## Short exercise
Make a verbatim copy of the entries below; pictures stay out.

## Data shown
--- begin ---
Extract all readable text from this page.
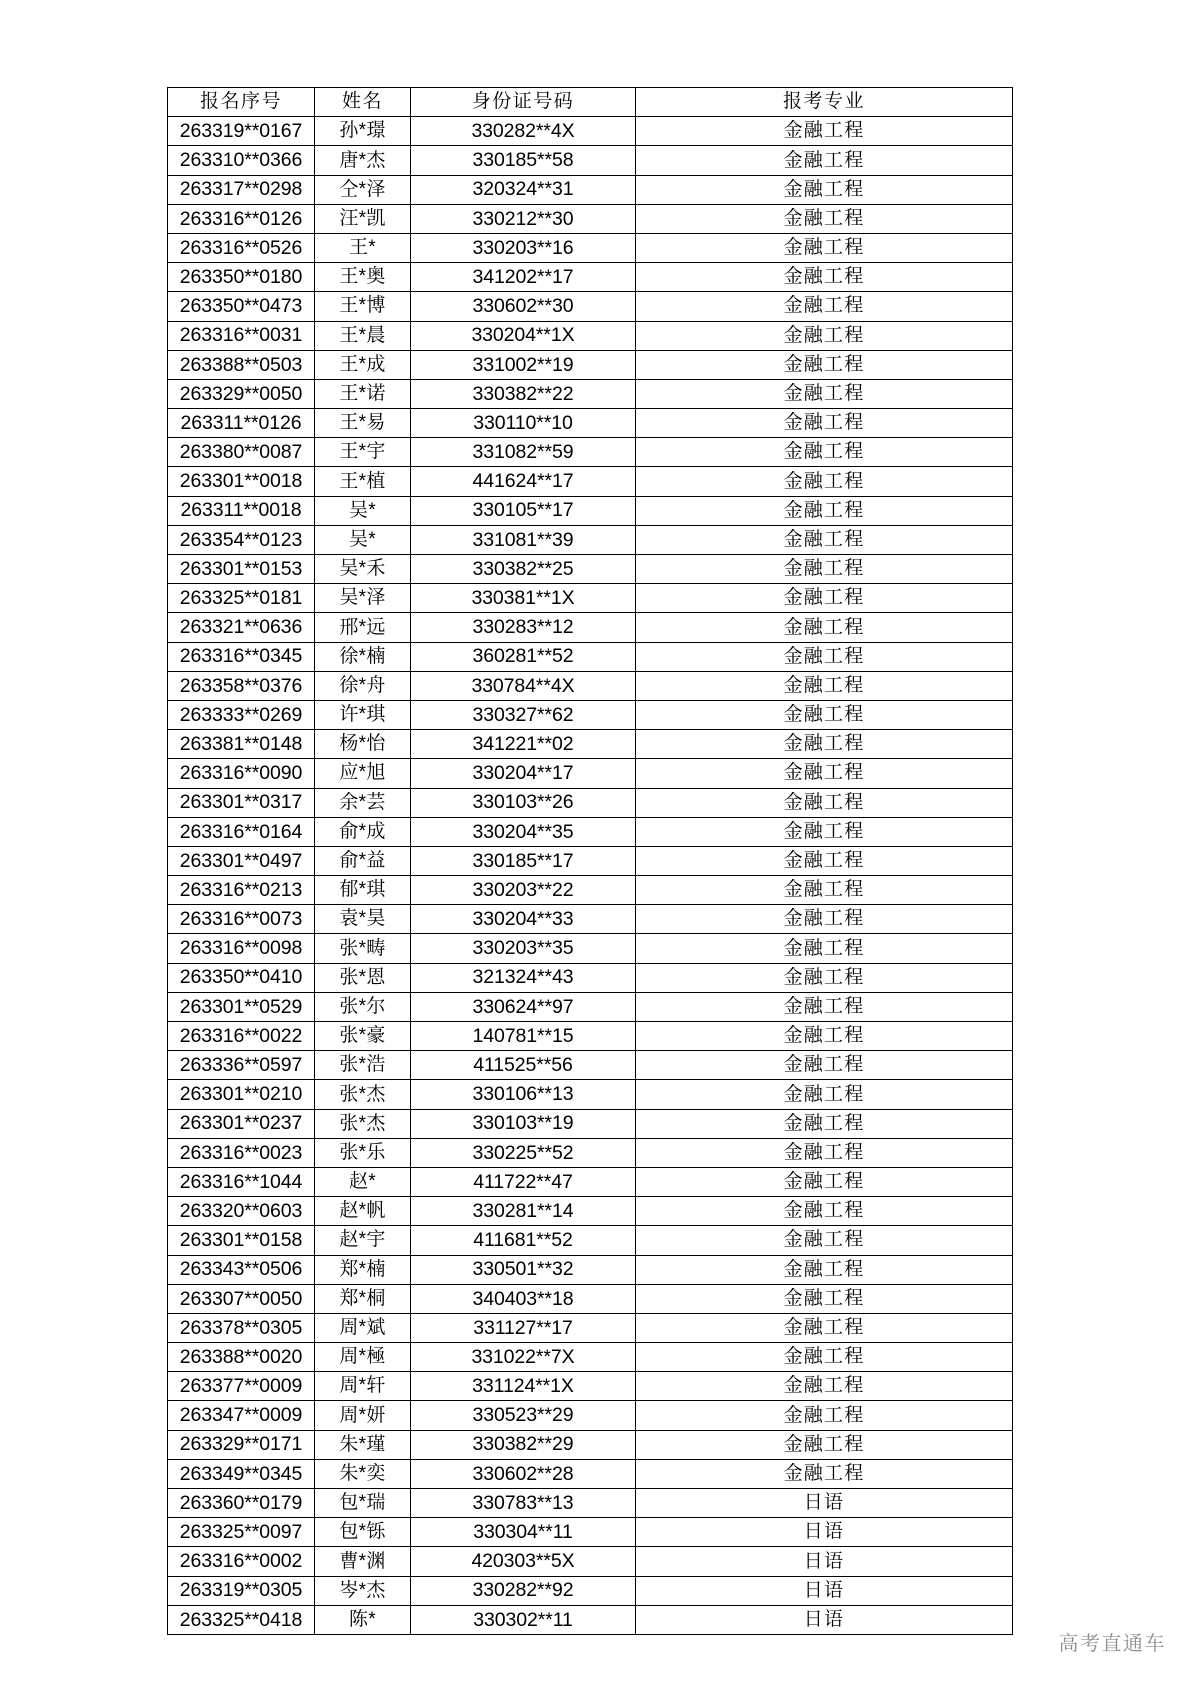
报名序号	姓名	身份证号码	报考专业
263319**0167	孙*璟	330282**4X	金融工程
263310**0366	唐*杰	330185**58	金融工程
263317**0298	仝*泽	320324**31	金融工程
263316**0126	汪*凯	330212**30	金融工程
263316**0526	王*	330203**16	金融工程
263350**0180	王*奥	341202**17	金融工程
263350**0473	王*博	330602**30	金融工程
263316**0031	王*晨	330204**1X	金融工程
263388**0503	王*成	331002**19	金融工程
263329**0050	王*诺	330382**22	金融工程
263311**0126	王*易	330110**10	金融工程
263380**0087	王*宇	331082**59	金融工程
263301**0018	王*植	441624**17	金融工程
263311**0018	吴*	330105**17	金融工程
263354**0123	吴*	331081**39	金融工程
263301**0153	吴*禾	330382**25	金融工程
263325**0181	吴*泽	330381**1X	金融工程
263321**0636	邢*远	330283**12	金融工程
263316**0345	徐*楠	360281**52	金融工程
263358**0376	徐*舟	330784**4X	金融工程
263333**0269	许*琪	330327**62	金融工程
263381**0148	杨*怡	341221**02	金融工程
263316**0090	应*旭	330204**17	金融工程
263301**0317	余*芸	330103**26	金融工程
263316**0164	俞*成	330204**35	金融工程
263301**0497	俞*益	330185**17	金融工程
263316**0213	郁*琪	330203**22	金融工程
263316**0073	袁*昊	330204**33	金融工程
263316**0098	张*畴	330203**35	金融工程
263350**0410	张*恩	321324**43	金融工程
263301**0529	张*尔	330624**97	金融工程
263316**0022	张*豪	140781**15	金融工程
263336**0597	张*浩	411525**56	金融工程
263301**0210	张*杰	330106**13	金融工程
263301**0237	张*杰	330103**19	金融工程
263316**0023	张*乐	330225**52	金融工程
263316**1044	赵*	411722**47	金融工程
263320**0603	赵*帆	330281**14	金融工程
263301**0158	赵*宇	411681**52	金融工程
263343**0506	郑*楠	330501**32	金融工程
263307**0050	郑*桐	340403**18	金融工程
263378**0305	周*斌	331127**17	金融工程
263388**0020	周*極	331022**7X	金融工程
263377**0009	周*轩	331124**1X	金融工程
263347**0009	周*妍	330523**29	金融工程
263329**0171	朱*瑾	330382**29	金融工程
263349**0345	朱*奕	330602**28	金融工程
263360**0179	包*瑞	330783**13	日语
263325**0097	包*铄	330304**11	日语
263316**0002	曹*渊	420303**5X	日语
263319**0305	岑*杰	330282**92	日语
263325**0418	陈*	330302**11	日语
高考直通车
--- end ---
## Written answer
Extract all readable text from this page.
报名序号	姓名	身份证号码	报考专业
263319**0167	孙*璟	330282**4X	金融工程
263310**0366	唐*杰	330185**58	金融工程
263317**0298	仝*泽	320324**31	金融工程
263316**0126	汪*凯	330212**30	金融工程
263316**0526	王*	330203**16	金融工程
263350**0180	王*奥	341202**17	金融工程
263350**0473	王*博	330602**30	金融工程
263316**0031	王*晨	330204**1X	金融工程
263388**0503	王*成	331002**19	金融工程
263329**0050	王*诺	330382**22	金融工程
263311**0126	王*易	330110**10	金融工程
263380**0087	王*宇	331082**59	金融工程
263301**0018	王*植	441624**17	金融工程
263311**0018	吴*	330105**17	金融工程
263354**0123	吴*	331081**39	金融工程
263301**0153	吴*禾	330382**25	金融工程
263325**0181	吴*泽	330381**1X	金融工程
263321**0636	邢*远	330283**12	金融工程
263316**0345	徐*楠	360281**52	金融工程
263358**0376	徐*舟	330784**4X	金融工程
263333**0269	许*琪	330327**62	金融工程
263381**0148	杨*怡	341221**02	金融工程
263316**0090	应*旭	330204**17	金融工程
263301**0317	余*芸	330103**26	金融工程
263316**0164	俞*成	330204**35	金融工程
263301**0497	俞*益	330185**17	金融工程
263316**0213	郁*琪	330203**22	金融工程
263316**0073	袁*昊	330204**33	金融工程
263316**0098	张*畴	330203**35	金融工程
263350**0410	张*恩	321324**43	金融工程
263301**0529	张*尔	330624**97	金融工程
263316**0022	张*豪	140781**15	金融工程
263336**0597	张*浩	411525**56	金融工程
263301**0210	张*杰	330106**13	金融工程
263301**0237	张*杰	330103**19	金融工程
263316**0023	张*乐	330225**52	金融工程
263316**1044	赵*	411722**47	金融工程
263320**0603	赵*帆	330281**14	金融工程
263301**0158	赵*宇	411681**52	金融工程
263343**0506	郑*楠	330501**32	金融工程
263307**0050	郑*桐	340403**18	金融工程
263378**0305	周*斌	331127**17	金融工程
263388**0020	周*極	331022**7X	金融工程
263377**0009	周*轩	331124**1X	金融工程
263347**0009	周*妍	330523**29	金融工程
263329**0171	朱*瑾	330382**29	金融工程
263349**0345	朱*奕	330602**28	金融工程
263360**0179	包*瑞	330783**13	日语
263325**0097	包*铄	330304**11	日语
263316**0002	曹*渊	420303**5X	日语
263319**0305	岑*杰	330282**92	日语
263325**0418	陈*	330302**11	日语
高考直通车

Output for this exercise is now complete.